:: Extracted data ::

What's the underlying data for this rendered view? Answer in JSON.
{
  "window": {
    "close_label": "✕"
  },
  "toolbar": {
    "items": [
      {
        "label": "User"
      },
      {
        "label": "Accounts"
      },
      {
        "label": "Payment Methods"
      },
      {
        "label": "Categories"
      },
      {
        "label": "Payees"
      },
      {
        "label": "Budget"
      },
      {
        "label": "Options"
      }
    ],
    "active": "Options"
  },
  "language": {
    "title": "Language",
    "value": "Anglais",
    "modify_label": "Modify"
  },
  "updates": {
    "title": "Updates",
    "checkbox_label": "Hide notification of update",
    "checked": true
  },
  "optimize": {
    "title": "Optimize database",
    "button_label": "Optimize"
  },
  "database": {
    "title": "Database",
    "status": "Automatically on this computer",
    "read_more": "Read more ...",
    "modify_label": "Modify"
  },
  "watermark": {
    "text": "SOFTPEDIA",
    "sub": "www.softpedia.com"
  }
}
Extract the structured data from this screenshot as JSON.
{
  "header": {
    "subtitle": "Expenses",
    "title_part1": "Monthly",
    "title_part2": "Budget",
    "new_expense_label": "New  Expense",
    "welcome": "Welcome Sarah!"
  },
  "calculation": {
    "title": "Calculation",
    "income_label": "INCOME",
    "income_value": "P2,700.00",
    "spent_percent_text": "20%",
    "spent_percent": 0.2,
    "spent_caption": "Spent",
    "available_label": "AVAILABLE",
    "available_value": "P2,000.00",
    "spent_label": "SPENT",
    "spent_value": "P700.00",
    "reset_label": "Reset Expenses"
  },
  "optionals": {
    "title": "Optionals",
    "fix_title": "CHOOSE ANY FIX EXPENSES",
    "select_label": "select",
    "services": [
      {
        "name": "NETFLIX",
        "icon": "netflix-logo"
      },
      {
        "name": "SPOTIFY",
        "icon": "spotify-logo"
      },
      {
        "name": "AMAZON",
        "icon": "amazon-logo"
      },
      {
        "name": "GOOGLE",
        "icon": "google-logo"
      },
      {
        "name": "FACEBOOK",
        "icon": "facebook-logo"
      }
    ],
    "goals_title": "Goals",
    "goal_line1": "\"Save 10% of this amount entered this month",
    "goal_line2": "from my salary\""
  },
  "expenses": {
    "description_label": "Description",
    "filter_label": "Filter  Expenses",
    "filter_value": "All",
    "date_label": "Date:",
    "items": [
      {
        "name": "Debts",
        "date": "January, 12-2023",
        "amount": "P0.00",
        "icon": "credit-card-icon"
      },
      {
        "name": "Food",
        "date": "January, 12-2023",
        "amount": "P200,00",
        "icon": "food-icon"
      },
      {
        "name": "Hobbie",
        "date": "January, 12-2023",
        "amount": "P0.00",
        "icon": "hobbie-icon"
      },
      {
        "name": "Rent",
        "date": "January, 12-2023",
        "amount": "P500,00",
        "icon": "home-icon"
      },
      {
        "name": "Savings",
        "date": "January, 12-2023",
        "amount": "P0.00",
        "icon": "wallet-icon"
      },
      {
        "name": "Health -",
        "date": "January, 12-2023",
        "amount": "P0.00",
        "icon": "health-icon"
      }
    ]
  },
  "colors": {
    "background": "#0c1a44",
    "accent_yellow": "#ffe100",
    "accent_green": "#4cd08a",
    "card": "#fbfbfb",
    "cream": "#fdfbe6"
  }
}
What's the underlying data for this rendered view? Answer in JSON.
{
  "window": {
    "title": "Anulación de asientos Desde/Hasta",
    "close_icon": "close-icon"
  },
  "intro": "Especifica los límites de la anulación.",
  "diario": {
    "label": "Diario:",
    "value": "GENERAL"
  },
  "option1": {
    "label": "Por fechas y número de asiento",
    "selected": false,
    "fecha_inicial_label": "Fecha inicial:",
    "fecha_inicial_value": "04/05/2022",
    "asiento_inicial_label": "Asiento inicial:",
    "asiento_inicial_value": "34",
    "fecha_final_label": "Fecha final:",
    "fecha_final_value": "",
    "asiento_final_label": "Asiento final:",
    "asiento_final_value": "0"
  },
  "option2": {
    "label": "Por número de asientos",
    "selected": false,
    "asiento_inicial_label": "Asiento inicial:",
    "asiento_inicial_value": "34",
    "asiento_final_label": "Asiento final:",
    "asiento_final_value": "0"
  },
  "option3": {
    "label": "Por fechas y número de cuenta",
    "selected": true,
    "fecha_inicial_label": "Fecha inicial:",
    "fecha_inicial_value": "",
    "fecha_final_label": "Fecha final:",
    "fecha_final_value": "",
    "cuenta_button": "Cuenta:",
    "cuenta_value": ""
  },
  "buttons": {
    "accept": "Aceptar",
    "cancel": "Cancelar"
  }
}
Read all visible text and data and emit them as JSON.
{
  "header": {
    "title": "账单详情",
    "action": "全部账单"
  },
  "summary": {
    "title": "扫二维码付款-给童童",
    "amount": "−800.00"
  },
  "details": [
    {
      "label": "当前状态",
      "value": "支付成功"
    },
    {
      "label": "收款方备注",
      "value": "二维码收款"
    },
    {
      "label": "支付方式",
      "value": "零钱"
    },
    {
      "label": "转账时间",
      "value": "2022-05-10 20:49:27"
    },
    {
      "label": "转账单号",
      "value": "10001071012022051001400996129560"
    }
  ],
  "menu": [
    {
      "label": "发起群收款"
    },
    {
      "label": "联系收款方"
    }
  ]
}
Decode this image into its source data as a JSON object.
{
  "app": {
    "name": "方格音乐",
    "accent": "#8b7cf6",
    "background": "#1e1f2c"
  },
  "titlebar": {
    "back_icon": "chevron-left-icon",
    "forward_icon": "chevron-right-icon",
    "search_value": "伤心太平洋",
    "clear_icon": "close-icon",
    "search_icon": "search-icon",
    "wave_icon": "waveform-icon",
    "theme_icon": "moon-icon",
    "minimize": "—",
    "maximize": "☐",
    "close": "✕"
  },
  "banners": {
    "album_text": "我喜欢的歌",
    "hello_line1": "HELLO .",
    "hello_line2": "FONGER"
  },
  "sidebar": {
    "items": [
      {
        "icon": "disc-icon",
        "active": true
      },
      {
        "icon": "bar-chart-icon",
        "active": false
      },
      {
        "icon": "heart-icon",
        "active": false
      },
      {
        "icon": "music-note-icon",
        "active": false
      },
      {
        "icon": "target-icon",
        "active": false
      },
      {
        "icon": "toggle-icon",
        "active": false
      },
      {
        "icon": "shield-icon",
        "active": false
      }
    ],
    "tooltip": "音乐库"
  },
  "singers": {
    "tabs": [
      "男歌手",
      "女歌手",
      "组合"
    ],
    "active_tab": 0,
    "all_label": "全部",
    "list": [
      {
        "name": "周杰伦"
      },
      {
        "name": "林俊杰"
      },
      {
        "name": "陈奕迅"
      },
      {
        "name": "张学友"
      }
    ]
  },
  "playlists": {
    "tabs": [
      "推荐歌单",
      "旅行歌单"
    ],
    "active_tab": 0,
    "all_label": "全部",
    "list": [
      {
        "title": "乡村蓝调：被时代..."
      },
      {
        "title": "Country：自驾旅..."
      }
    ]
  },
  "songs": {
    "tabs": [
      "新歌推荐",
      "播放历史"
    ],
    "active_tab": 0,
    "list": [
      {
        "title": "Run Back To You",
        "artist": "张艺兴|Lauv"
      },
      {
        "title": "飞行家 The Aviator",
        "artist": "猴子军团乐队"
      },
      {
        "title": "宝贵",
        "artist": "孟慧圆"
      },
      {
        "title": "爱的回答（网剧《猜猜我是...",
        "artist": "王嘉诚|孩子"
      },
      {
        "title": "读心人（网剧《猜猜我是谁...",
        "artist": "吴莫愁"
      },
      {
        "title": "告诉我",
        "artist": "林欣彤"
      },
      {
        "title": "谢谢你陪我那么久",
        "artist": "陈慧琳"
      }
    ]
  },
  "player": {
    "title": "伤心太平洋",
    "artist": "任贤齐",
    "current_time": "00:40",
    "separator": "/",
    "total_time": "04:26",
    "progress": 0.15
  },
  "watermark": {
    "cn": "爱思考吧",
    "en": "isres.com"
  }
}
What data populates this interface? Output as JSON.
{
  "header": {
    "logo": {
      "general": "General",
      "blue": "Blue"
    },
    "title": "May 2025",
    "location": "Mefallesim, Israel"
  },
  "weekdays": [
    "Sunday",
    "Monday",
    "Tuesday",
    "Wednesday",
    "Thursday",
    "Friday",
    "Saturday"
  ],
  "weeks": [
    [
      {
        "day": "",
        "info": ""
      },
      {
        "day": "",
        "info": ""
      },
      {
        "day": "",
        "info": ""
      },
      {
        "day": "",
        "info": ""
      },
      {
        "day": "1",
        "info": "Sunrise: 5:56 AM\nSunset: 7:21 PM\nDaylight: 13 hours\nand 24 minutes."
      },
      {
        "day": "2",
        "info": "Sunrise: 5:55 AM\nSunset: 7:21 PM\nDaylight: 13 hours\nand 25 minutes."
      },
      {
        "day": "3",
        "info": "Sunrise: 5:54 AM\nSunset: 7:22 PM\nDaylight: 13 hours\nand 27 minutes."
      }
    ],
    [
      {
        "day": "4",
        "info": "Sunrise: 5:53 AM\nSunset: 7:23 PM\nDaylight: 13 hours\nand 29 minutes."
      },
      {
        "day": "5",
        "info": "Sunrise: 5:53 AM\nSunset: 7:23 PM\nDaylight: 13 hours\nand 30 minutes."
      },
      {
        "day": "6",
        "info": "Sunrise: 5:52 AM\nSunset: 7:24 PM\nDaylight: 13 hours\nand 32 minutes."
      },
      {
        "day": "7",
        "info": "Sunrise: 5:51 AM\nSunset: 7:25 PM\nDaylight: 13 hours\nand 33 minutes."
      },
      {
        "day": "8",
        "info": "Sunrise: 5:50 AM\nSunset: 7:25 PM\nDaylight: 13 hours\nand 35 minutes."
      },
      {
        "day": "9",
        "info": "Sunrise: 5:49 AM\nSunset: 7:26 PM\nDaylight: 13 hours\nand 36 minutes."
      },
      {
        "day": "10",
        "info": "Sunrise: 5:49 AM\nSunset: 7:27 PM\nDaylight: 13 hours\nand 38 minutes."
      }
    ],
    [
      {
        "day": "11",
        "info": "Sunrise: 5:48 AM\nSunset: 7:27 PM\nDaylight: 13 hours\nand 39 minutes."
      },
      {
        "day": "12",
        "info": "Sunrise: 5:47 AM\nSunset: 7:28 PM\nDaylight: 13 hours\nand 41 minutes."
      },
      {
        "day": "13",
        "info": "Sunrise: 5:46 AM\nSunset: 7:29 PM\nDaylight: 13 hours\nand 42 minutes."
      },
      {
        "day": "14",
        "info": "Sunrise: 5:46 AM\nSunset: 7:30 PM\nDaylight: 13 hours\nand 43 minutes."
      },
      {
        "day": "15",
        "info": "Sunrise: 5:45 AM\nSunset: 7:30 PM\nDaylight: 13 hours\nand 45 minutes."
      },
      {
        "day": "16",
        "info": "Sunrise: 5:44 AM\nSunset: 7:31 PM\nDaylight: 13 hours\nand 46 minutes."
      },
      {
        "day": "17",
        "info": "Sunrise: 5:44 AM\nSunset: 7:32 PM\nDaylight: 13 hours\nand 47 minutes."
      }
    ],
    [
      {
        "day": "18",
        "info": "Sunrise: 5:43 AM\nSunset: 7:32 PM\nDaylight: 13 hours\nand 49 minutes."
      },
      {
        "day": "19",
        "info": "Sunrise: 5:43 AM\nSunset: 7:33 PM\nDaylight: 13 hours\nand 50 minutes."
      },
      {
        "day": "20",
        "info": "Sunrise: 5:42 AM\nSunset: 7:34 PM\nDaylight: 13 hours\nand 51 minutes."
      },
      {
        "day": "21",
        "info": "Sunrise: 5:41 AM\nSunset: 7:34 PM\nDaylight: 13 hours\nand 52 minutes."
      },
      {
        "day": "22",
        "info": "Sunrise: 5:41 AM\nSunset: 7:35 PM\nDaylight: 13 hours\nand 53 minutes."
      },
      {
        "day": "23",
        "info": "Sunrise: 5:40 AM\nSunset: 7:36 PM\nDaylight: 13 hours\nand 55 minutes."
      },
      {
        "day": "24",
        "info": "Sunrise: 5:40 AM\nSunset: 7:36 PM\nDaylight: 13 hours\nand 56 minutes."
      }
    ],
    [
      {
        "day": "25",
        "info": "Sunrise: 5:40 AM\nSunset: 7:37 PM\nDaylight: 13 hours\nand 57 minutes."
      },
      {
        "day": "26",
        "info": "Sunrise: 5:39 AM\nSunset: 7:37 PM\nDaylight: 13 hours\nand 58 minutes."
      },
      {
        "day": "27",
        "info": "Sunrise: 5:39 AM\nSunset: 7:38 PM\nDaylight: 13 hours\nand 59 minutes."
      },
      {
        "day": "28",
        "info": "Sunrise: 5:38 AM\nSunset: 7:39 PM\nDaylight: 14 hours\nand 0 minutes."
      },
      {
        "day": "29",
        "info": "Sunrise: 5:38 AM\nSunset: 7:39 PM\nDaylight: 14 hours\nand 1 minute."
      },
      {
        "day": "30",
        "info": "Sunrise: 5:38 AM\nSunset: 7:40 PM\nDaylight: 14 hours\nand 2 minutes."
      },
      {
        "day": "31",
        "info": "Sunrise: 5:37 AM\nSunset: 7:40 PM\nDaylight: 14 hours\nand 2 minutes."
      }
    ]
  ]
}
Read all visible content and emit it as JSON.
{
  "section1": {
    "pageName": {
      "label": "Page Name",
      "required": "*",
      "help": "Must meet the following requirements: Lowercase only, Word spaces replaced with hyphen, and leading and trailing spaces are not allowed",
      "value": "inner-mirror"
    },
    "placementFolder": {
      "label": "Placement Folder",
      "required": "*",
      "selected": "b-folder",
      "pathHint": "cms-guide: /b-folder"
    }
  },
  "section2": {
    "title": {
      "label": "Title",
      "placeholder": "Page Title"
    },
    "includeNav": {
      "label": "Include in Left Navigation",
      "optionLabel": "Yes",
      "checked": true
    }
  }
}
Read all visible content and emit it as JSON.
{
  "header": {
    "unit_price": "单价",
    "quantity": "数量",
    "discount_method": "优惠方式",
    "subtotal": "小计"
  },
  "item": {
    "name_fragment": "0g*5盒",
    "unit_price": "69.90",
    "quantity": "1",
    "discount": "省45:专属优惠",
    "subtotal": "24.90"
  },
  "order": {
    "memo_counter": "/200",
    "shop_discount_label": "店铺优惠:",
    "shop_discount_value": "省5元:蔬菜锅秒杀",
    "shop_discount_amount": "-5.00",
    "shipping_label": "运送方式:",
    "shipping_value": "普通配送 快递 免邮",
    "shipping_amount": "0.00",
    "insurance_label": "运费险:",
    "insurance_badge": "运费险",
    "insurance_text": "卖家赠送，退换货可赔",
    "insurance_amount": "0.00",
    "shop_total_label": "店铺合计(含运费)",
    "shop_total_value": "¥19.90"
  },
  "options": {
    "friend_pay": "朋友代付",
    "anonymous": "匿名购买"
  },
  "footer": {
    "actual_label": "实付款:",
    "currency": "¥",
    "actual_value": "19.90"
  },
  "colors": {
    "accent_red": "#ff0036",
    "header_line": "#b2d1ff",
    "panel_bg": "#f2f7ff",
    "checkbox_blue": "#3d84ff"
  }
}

:::

> [Stated task]
Only lines holding the string "artist" are wanted; gather each one from the entries above.

> [Result of the exercise]
        "artist": "张艺兴|Lauv"
        "artist": "猴子军团乐队"
        "artist": "孟慧圆"
        "artist": "王嘉诚|孩子"
        "artist": "吴莫愁"
        "artist": "林欣彤"
        "artist": "陈慧琳"
    "artist": "任贤齐",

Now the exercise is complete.